**GIVEN TASK:**
Repeat each record below exactly as given.

Data entries
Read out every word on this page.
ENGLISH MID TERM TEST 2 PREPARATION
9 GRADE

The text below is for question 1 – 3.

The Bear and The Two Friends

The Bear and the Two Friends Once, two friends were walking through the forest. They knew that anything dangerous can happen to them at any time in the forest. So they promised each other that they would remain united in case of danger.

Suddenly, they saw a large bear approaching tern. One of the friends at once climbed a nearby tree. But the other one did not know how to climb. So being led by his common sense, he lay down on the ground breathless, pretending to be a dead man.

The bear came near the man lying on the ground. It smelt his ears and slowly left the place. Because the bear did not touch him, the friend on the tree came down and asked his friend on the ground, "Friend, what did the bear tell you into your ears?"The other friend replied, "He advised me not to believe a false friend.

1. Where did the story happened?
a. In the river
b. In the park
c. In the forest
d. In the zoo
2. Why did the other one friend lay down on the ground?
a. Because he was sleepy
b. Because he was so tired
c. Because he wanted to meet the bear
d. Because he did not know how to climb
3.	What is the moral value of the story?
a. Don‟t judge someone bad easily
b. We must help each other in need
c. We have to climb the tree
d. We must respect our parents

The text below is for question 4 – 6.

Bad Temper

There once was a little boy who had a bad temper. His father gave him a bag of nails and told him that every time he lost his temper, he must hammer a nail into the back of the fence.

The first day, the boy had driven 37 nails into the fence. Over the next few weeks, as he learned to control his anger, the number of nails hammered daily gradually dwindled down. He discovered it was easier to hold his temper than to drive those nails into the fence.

**ANSWER FOR THE TASK:**
Read out every word on this page.
ENGLISH MID TERM TEST 2 PREPARATION
9 GRADE

The text below is for question 1 – 3.

The Bear and The Two Friends

The Bear and the Two Friends Once, two friends were walking through the forest. They knew that anything dangerous can happen to them at any time in the forest. So they promised each other that they would remain united in case of danger.

Suddenly, they saw a large bear approaching tern. One of the friends at once climbed a nearby tree. But the other one did not know how to climb. So being led by his common sense, he lay down on the ground breathless, pretending to be a dead man.

The bear came near the man lying on the ground. It smelt his ears and slowly left the place. Because the bear did not touch him, the friend on the tree came down and asked his friend on the ground, "Friend, what did the bear tell you into your ears?"The other friend replied, "He advised me not to believe a false friend.

1. Where did the story happened?
a. In the river
b. In the park
c. In the forest
d. In the zoo
2. Why did the other one friend lay down on the ground?
a. Because he was sleepy
b. Because he was so tired
c. Because he wanted to meet the bear
d. Because he did not know how to climb
3.	What is the moral value of the story?
a. Don‟t judge someone bad easily
b. We must help each other in need
c. We have to climb the tree
d. We must respect our parents

The text below is for question 4 – 6.

Bad Temper

There once was a little boy who had a bad temper. His father gave him a bag of nails and told him that every time he lost his temper, he must hammer a nail into the back of the fence.

The first day, the boy had driven 37 nails into the fence. Over the next few weeks, as he learned to control his anger, the number of nails hammered daily gradually dwindled down. He discovered it was easier to hold his temper than to drive those nails into the fence.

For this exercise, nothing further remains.